What the task requires »
Pick every line with "https" from the material below.

Dataset items:
* BEGIN *

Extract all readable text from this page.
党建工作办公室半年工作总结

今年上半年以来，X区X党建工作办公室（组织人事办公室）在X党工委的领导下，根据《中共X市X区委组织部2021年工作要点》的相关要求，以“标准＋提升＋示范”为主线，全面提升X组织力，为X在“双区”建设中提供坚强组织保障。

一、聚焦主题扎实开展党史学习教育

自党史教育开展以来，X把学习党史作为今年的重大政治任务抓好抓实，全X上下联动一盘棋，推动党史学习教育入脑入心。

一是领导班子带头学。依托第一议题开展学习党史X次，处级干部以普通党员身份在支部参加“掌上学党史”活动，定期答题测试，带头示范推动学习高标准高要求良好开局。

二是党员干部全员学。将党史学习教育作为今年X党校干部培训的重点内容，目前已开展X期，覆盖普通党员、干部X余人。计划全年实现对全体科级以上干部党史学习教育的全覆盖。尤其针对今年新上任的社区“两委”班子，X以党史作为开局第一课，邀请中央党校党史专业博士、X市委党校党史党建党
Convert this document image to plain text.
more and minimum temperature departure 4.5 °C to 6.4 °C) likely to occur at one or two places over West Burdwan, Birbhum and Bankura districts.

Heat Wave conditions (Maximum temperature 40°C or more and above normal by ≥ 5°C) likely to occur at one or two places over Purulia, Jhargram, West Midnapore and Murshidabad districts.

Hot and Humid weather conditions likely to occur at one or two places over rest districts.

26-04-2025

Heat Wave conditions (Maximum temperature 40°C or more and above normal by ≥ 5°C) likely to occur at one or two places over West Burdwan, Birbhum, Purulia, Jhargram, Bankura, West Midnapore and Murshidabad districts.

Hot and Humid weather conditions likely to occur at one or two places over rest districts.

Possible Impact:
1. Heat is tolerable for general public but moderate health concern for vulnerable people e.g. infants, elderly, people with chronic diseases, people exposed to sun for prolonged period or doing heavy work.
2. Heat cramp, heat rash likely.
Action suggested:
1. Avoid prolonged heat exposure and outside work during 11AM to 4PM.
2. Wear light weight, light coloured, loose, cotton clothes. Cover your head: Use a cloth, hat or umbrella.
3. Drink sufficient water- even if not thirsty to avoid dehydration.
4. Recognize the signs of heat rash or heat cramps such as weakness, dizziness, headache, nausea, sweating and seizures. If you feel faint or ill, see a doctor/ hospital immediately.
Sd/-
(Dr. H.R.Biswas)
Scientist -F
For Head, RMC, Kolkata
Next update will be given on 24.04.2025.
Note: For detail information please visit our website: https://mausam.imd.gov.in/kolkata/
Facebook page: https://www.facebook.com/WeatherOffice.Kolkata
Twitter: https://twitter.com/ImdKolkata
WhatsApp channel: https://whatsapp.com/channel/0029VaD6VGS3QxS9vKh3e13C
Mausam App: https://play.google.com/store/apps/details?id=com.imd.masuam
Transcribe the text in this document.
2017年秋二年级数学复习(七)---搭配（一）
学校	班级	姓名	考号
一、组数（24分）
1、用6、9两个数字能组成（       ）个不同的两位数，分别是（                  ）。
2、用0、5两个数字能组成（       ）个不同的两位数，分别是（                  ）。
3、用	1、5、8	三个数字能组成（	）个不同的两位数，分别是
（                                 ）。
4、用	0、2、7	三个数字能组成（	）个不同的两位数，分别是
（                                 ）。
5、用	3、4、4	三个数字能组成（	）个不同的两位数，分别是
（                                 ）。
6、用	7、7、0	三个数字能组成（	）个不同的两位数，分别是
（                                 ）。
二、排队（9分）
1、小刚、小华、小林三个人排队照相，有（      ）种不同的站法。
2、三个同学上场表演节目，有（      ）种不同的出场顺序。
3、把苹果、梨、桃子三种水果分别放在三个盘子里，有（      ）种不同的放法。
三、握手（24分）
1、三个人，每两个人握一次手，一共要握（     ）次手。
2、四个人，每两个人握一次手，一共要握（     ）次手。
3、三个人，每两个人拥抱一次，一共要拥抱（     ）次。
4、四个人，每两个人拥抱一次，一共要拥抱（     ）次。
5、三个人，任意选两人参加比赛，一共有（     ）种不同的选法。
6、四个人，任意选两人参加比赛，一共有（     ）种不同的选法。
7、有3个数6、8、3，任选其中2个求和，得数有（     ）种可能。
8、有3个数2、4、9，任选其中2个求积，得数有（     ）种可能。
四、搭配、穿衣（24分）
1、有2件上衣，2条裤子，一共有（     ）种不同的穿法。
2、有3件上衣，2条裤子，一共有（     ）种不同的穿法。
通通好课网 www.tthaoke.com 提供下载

* END *

Finished task »
Note: For detail information please visit our website: https://mausam.imd.gov.in/kolkata/
Facebook page: https://www.facebook.com/WeatherOffice.Kolkata
Twitter: https://twitter.com/ImdKolkata
WhatsApp channel: https://whatsapp.com/channel/0029VaD6VGS3QxS9vKh3e13C
Mausam App: https://play.google.com/store/apps/details?id=com.imd.masuam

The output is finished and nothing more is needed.